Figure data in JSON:
□ □ □ □

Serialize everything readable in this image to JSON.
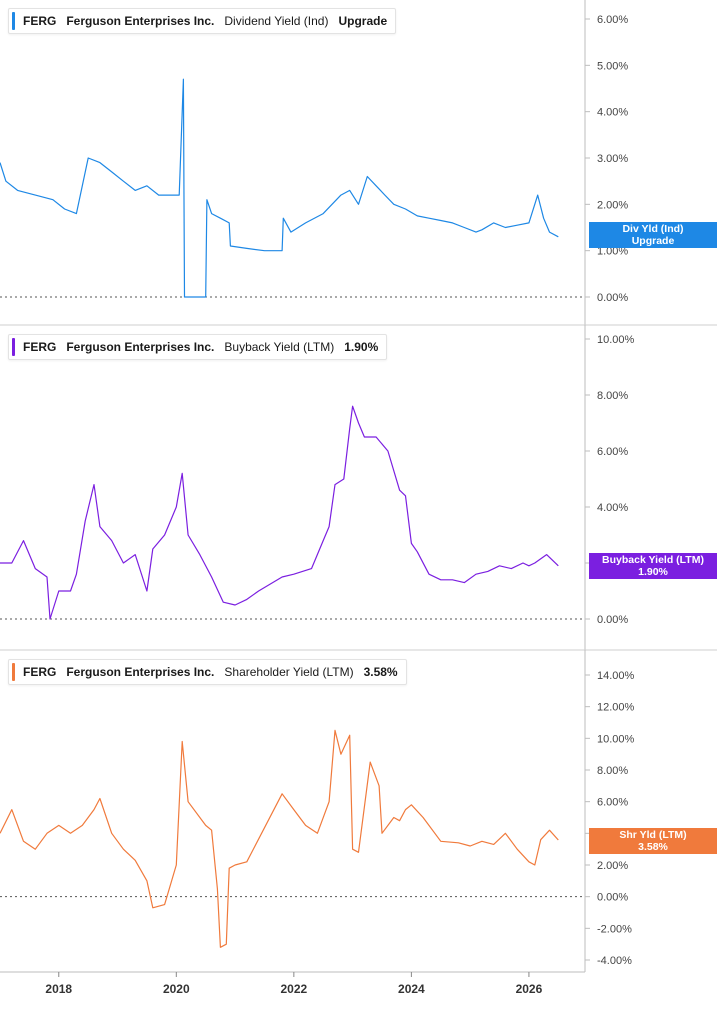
{
  "ticker": "FERG",
  "company": "Ferguson Enterprises Inc.",
  "chart_data": [
    {
      "type": "line",
      "metric": "Dividend Yield (Ind)",
      "value_label": "Upgrade",
      "tag_title": "Div Yld (Ind)",
      "tag_value": "Upgrade",
      "color": "#1e88e5",
      "ylim": [
        0,
        6.5
      ],
      "yticks": [
        "6.00%",
        "5.00%",
        "4.00%",
        "3.00%",
        "2.00%",
        "1.00%",
        "0.00%"
      ],
      "ytick_values": [
        6,
        5,
        4,
        3,
        2,
        1,
        0
      ],
      "series": [
        {
          "x": [
            2017.0,
            2017.1,
            2017.3,
            2017.6,
            2017.9,
            2018.1,
            2018.3,
            2018.5,
            2018.7,
            2018.9,
            2019.1,
            2019.3,
            2019.5,
            2019.7,
            2019.9,
            2020.05,
            2020.12,
            2020.13,
            2020.14,
            2020.3,
            2020.5,
            2020.5,
            2020.52,
            2020.6,
            2020.75,
            2020.9,
            2020.92,
            2021.2,
            2021.5,
            2021.8,
            2021.82,
            2021.95,
            2022.2,
            2022.5,
            2022.8,
            2022.95,
            2023.1,
            2023.25,
            2023.4,
            2023.55,
            2023.7,
            2023.9,
            2024.1,
            2024.3,
            2024.5,
            2024.7,
            2024.9,
            2025.1,
            2025.2,
            2025.4,
            2025.6,
            2025.8,
            2026.0,
            2026.15,
            2026.25,
            2026.35,
            2026.5
          ],
          "values": [
            2.9,
            2.5,
            2.3,
            2.2,
            2.1,
            1.9,
            1.8,
            3.0,
            2.9,
            2.7,
            2.5,
            2.3,
            2.4,
            2.2,
            2.2,
            2.2,
            4.7,
            2.5,
            0.0,
            0.0,
            0.0,
            0.0,
            2.1,
            1.8,
            1.7,
            1.6,
            1.1,
            1.05,
            1.0,
            1.0,
            1.7,
            1.4,
            1.6,
            1.8,
            2.2,
            2.3,
            2.0,
            2.6,
            2.4,
            2.2,
            2.0,
            1.9,
            1.75,
            1.7,
            1.65,
            1.6,
            1.5,
            1.4,
            1.45,
            1.6,
            1.5,
            1.55,
            1.6,
            2.2,
            1.7,
            1.4,
            1.3
          ]
        }
      ]
    },
    {
      "type": "line",
      "metric": "Buyback Yield (LTM)",
      "value_label": "1.90%",
      "tag_title": "Buyback Yield (LTM)",
      "tag_value": "1.90%",
      "color": "#7b1fe0",
      "ylim": [
        -0.2,
        10.5
      ],
      "yticks": [
        "10.00%",
        "8.00%",
        "6.00%",
        "4.00%",
        "2.00%",
        "0.00%"
      ],
      "ytick_values": [
        10,
        8,
        6,
        4,
        2,
        0
      ],
      "series": [
        {
          "x": [
            2017.0,
            2017.2,
            2017.4,
            2017.6,
            2017.8,
            2017.85,
            2018.0,
            2018.2,
            2018.3,
            2018.45,
            2018.6,
            2018.7,
            2018.9,
            2019.1,
            2019.3,
            2019.5,
            2019.6,
            2019.8,
            2020.0,
            2020.1,
            2020.2,
            2020.4,
            2020.6,
            2020.8,
            2021.0,
            2021.2,
            2021.4,
            2021.8,
            2022.0,
            2022.3,
            2022.5,
            2022.6,
            2022.7,
            2022.85,
            2022.95,
            2023.0,
            2023.1,
            2023.2,
            2023.4,
            2023.6,
            2023.8,
            2023.9,
            2024.0,
            2024.1,
            2024.3,
            2024.5,
            2024.7,
            2024.9,
            2025.1,
            2025.3,
            2025.5,
            2025.7,
            2025.9,
            2026.0,
            2026.1,
            2026.3,
            2026.5
          ],
          "values": [
            2.0,
            2.0,
            2.8,
            1.8,
            1.5,
            0.0,
            1.0,
            1.0,
            1.6,
            3.5,
            4.8,
            3.3,
            2.8,
            2.0,
            2.3,
            1.0,
            2.5,
            3.0,
            4.0,
            5.2,
            3.0,
            2.3,
            1.5,
            0.6,
            0.5,
            0.7,
            1.0,
            1.5,
            1.6,
            1.8,
            2.8,
            3.3,
            4.8,
            5.0,
            6.8,
            7.6,
            7.0,
            6.5,
            6.5,
            6.0,
            4.6,
            4.4,
            2.7,
            2.4,
            1.6,
            1.4,
            1.4,
            1.3,
            1.6,
            1.7,
            1.9,
            1.8,
            2.0,
            1.9,
            2.0,
            2.3,
            1.9
          ]
        }
      ]
    },
    {
      "type": "line",
      "metric": "Shareholder Yield (LTM)",
      "value_label": "3.58%",
      "tag_title": "Shr Yld (LTM)",
      "tag_value": "3.58%",
      "color": "#f07a3c",
      "ylim": [
        -4.6,
        15
      ],
      "yticks": [
        "14.00%",
        "12.00%",
        "10.00%",
        "8.00%",
        "6.00%",
        "4.00%",
        "2.00%",
        "0.00%",
        "-2.00%",
        "-4.00%"
      ],
      "ytick_values": [
        14,
        12,
        10,
        8,
        6,
        4,
        2,
        0,
        -2,
        -4
      ],
      "series": [
        {
          "x": [
            2017.0,
            2017.2,
            2017.4,
            2017.6,
            2017.8,
            2018.0,
            2018.2,
            2018.4,
            2018.6,
            2018.7,
            2018.9,
            2019.1,
            2019.3,
            2019.5,
            2019.6,
            2019.8,
            2020.0,
            2020.1,
            2020.2,
            2020.5,
            2020.6,
            2020.7,
            2020.75,
            2020.85,
            2020.9,
            2021.0,
            2021.2,
            2021.8,
            2022.0,
            2022.2,
            2022.4,
            2022.6,
            2022.7,
            2022.8,
            2022.95,
            2023.0,
            2023.1,
            2023.3,
            2023.45,
            2023.5,
            2023.7,
            2023.8,
            2023.9,
            2024.0,
            2024.2,
            2024.5,
            2024.8,
            2025.0,
            2025.2,
            2025.4,
            2025.6,
            2025.8,
            2026.0,
            2026.1,
            2026.2,
            2026.35,
            2026.5
          ],
          "values": [
            4.0,
            5.5,
            3.5,
            3.0,
            4.0,
            4.5,
            4.0,
            4.5,
            5.5,
            6.2,
            4.0,
            3.0,
            2.3,
            1.0,
            -0.7,
            -0.5,
            2.0,
            9.8,
            6.0,
            4.5,
            4.2,
            0.5,
            -3.2,
            -3.0,
            1.8,
            2.0,
            2.2,
            6.5,
            5.5,
            4.5,
            4.0,
            6.0,
            10.5,
            9.0,
            10.2,
            3.0,
            2.8,
            8.5,
            7.0,
            4.0,
            5.0,
            4.8,
            5.5,
            5.8,
            5.0,
            3.5,
            3.4,
            3.2,
            3.5,
            3.3,
            4.0,
            3.0,
            2.2,
            2.0,
            3.6,
            4.2,
            3.58
          ]
        }
      ]
    }
  ],
  "x_axis": {
    "ticks": [
      "2018",
      "2020",
      "2022",
      "2024",
      "2026"
    ],
    "tick_values": [
      2018,
      2020,
      2022,
      2024,
      2026
    ],
    "range": [
      2017.0,
      2026.75
    ]
  }
}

□ □ □ □

# What the exercise asks
Copy each line above that contains the string "Yield".

# Exercise answer
      "metric": "Dividend Yield (Ind)",
      "metric": "Buyback Yield (LTM)",
      "tag_title": "Buyback Yield (LTM)",
      "metric": "Shareholder Yield (LTM)",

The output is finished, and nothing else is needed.